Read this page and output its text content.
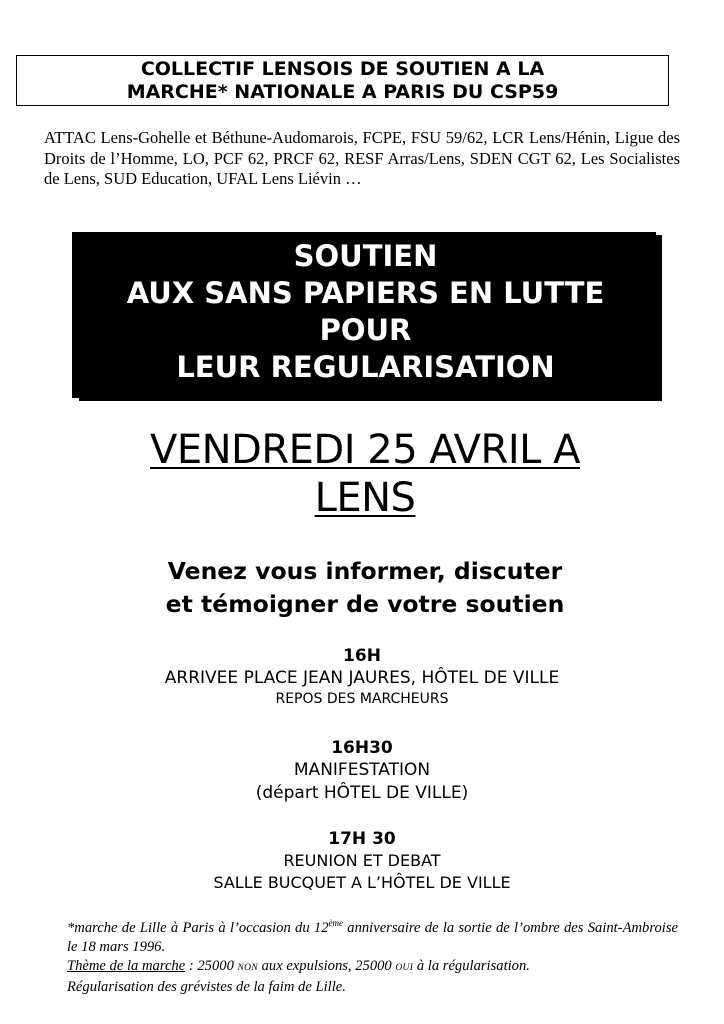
COLLECTIF LENSOIS DE SOUTIEN A LA
MARCHE* NATIONALE A PARIS DU CSP59
ATTAC Lens-Gohelle et Béthune-Audomarois, FCPE, FSU 59/62, LCR Lens/Hénin, Ligue des Droits de l’Homme, LO, PCF 62, PRCF 62, RESF Arras/Lens, SDEN CGT 62, Les Socialistes de Lens, SUD Education, UFAL Lens Liévin …
SOUTIEN
AUX SANS PAPIERS EN LUTTE
POUR
LEUR REGULARISATION
VENDREDI 25 AVRIL A
LENS
Venez vous informer, discuter
et témoigner de votre soutien
16H
ARRIVEE PLACE JEAN JAURES, HÔTEL DE VILLE
REPOS DES MARCHEURS
16H30
MANIFESTATION
(départ HÔTEL DE VILLE)
17H 30
REUNION ET DEBAT
SALLE BUCQUET A L’HÔTEL DE VILLE
*marche de Lille à Paris à l’occasion du 12ème anniversaire de la sortie de l’ombre des Saint-Ambroise le 18 mars 1996.
Thème de la marche : 25000 NON aux expulsions, 25000 OUI à la régularisation.
Régularisation des grévistes de la faim de Lille.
┄┄┄┄┄┄
TASK DETAILS
Skip the pictures and transcribe the rest of the records exactly.

TASK OUTPUT
Read this page and output its text content.
COLLECTIF LENSOIS DE SOUTIEN A LA
MARCHE* NATIONALE A PARIS DU CSP59
ATTAC Lens-Gohelle et Béthune-Audomarois, FCPE, FSU 59/62, LCR Lens/Hénin, Ligue des Droits de l’Homme, LO, PCF 62, PRCF 62, RESF Arras/Lens, SDEN CGT 62, Les Socialistes de Lens, SUD Education, UFAL Lens Liévin …
SOUTIEN
AUX SANS PAPIERS EN LUTTE
POUR
LEUR REGULARISATION
VENDREDI 25 AVRIL A
LENS
Venez vous informer, discuter
et témoigner de votre soutien
16H
ARRIVEE PLACE JEAN JAURES, HÔTEL DE VILLE
REPOS DES MARCHEURS
16H30
MANIFESTATION
(départ HÔTEL DE VILLE)
17H 30
REUNION ET DEBAT
SALLE BUCQUET A L’HÔTEL DE VILLE
*marche de Lille à Paris à l’occasion du 12ème anniversaire de la sortie de l’ombre des Saint-Ambroise le 18 mars 1996.
Thème de la marche : 25000 NON aux expulsions, 25000 OUI à la régularisation.
Régularisation des grévistes de la faim de Lille.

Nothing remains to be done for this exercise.